■ Data to process:
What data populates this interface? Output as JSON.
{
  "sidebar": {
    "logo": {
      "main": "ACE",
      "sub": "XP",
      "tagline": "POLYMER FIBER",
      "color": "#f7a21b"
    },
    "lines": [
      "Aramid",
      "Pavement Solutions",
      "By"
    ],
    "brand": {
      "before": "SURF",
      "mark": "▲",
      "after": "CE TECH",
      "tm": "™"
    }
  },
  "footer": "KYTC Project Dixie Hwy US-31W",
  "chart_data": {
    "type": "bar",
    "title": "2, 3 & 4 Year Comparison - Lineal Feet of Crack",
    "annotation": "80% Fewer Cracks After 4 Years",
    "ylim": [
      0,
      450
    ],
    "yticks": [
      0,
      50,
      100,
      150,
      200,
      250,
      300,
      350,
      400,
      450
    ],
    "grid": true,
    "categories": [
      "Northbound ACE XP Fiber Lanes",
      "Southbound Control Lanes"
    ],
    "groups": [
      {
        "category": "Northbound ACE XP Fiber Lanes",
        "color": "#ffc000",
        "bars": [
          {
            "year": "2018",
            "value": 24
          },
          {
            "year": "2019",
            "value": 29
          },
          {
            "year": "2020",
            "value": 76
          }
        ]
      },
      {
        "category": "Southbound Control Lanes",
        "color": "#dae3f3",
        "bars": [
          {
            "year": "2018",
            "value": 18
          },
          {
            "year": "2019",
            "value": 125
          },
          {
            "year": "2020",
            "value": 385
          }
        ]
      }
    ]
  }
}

■ Problem details: Check each line above for the string "color" and show the ones that have it.

■ Solution to the problem:
      "color": "#f7a21b"
        "color": "#ffc000",
        "color": "#dae3f3",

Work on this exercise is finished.